» **Task requirements**: Go through the listing and pick out each line with the word "людей" in it.

» **Records for this task**:
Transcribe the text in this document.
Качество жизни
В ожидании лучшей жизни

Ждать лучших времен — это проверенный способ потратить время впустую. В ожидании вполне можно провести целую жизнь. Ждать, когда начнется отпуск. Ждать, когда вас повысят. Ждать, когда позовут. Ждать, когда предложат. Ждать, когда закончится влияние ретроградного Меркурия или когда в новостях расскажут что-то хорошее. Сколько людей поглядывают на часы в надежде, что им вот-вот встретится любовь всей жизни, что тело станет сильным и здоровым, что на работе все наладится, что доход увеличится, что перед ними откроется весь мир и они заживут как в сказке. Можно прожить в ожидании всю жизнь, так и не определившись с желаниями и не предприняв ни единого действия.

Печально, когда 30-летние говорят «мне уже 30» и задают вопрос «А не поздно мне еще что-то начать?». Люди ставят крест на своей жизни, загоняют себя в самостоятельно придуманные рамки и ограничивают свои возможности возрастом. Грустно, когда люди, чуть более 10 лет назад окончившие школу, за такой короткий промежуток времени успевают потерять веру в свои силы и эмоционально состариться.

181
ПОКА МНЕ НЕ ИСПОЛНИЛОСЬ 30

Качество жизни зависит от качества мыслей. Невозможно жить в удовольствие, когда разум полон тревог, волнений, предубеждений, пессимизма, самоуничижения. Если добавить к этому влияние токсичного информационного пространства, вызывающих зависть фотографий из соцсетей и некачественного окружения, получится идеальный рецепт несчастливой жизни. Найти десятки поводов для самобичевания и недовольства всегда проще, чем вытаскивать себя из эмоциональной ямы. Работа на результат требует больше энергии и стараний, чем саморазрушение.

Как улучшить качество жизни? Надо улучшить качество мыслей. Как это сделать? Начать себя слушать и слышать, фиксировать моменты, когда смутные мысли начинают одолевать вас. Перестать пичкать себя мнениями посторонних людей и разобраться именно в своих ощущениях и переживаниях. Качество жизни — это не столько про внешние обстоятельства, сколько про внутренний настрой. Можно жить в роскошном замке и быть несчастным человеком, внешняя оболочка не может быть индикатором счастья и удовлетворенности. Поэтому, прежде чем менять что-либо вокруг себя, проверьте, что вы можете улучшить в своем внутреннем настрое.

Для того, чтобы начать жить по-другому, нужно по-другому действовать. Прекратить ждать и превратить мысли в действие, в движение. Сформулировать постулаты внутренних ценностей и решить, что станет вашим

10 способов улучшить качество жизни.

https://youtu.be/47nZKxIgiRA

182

» **Output for this exercise**:
Ждать лучших времен — это проверенный способ потратить время впустую. В ожидании вполне можно провести целую жизнь. Ждать, когда начнется отпуск. Ждать, когда вас повысят. Ждать, когда позовут. Ждать, когда предложат. Ждать, когда закончится влияние ретроградного Меркурия или когда в новостях расскажут что-то хорошее. Сколько людей поглядывают на часы в надежде, что им вот-вот встретится любовь всей жизни, что тело станет сильным и здоровым, что на работе все наладится, что доход увеличится, что перед ними откроется весь мир и они заживут как в сказке. Можно прожить в ожидании всю жизнь, так и не определившись с желаниями и не предприняв ни единого действия.
Как улучшить качество жизни? Надо улучшить качество мыслей. Как это сделать? Начать себя слушать и слышать, фиксировать моменты, когда смутные мысли начинают одолевать вас. Перестать пичкать себя мнениями посторонних людей и разобраться именно в своих ощущениях и переживаниях. Качество жизни — это не столько про внешние обстоятельства, сколько про внутренний настрой. Можно жить в роскошном замке и быть несчастным человеком, внешняя оболочка не может быть индикатором счастья и удовлетворенности. Поэтому, прежде чем менять что-либо вокруг себя, проверьте, что вы можете улучшить в своем внутреннем настрое.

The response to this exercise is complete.